• _Data to process_:

────────────────────

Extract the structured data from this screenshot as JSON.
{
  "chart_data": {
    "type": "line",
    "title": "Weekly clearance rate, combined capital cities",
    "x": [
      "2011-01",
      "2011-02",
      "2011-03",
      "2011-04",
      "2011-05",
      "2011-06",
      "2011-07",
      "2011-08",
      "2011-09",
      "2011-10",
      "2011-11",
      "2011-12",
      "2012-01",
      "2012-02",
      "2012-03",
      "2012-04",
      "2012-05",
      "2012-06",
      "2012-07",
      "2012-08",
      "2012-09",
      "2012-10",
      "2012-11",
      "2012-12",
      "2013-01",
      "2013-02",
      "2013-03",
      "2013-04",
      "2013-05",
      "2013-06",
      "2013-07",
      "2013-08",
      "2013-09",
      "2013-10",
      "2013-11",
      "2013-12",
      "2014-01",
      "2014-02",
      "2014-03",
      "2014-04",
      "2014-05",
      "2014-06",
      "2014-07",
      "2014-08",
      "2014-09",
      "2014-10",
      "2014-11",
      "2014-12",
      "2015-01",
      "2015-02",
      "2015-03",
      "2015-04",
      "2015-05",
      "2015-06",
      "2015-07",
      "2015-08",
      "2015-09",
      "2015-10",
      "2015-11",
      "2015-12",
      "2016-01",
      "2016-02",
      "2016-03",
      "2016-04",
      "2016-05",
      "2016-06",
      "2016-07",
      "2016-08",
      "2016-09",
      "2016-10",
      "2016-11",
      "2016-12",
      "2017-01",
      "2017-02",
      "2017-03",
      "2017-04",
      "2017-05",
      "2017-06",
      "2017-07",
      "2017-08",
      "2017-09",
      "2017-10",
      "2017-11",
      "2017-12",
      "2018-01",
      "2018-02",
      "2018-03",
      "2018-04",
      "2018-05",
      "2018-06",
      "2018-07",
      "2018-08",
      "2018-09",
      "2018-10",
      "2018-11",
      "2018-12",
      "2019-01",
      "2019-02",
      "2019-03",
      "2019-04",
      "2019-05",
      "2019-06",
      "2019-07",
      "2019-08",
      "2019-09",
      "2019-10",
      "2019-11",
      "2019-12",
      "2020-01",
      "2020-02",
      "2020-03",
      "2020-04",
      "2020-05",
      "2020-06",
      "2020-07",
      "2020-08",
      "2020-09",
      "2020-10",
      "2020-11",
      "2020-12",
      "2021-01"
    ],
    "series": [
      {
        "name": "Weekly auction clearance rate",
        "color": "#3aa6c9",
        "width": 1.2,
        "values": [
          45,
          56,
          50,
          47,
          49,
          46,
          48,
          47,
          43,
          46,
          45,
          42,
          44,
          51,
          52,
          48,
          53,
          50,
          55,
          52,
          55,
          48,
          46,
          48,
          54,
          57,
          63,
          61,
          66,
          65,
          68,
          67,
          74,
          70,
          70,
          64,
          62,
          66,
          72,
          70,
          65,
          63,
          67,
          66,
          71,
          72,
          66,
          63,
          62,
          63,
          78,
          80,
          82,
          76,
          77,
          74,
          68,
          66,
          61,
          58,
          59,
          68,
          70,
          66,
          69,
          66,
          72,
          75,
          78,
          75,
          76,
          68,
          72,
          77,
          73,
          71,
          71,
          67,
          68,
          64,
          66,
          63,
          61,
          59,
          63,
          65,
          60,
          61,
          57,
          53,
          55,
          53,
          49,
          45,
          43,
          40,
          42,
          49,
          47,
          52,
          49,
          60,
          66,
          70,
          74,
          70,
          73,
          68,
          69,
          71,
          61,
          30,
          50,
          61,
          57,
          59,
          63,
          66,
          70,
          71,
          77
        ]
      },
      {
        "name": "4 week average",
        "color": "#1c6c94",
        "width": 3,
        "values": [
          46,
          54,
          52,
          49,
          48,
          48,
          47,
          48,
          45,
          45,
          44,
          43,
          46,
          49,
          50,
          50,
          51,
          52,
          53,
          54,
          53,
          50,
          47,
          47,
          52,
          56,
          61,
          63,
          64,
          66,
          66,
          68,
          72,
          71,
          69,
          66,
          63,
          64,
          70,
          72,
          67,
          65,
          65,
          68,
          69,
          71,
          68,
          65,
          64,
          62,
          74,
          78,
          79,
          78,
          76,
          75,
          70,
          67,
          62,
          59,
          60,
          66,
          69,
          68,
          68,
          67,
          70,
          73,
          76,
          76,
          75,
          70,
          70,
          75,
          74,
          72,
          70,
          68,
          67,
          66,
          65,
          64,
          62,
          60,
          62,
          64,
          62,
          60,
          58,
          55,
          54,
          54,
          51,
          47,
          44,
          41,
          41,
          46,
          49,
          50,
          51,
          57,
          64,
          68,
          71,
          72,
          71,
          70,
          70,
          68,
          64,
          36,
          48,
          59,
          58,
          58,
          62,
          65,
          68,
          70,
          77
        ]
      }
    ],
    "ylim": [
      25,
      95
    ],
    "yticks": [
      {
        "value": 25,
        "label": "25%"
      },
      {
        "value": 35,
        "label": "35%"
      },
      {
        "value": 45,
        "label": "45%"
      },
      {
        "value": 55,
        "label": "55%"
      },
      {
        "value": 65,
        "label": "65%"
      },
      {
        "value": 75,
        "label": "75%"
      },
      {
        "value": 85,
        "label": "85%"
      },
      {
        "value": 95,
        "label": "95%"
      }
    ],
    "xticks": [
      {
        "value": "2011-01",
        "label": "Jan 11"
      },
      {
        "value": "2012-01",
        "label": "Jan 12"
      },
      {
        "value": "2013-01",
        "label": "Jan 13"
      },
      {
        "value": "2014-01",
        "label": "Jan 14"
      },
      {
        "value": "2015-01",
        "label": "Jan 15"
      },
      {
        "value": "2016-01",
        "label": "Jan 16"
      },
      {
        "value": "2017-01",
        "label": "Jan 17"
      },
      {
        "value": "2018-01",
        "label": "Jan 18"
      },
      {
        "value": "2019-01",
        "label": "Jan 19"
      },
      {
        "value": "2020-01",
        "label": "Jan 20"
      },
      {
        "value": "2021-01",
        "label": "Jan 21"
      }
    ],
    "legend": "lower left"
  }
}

────────────────────

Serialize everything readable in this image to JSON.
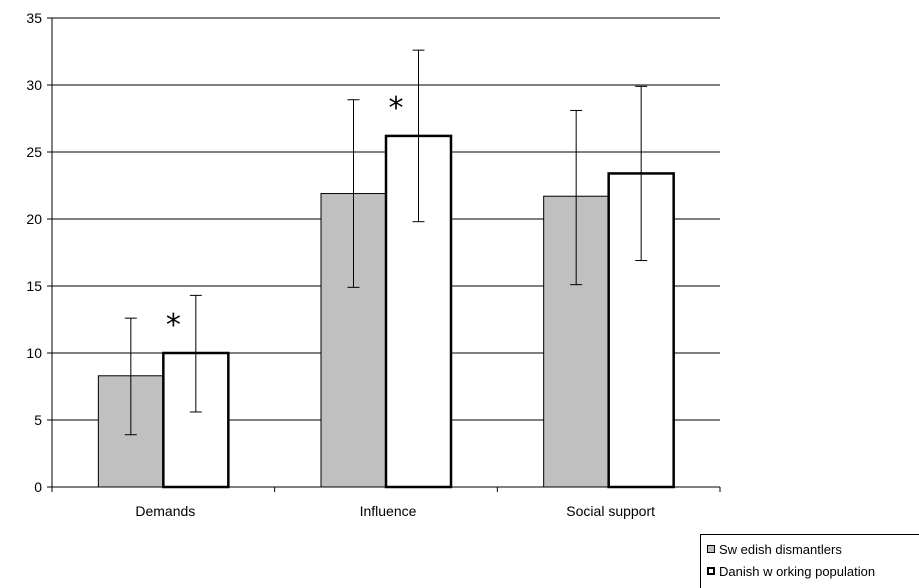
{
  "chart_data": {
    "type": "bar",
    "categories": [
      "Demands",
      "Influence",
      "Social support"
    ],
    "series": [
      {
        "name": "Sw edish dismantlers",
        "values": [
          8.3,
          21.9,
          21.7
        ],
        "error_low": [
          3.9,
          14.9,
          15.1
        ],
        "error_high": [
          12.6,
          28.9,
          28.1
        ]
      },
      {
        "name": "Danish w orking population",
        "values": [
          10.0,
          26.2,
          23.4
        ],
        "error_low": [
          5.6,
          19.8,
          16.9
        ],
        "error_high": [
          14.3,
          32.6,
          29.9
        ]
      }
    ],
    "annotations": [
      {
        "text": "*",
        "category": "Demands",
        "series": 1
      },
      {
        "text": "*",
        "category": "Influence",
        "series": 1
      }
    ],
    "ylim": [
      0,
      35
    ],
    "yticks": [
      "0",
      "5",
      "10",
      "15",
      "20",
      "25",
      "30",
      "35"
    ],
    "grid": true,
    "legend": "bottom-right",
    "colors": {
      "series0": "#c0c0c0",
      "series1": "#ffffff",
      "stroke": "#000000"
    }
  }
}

────────────────────

• _Stated exercise_: Which lines contain the word "this"? Copy each one.

• _Exercise response_:
Extract the structured data from this screenshot as JSON.
Serialize everything readable in this image to JSON.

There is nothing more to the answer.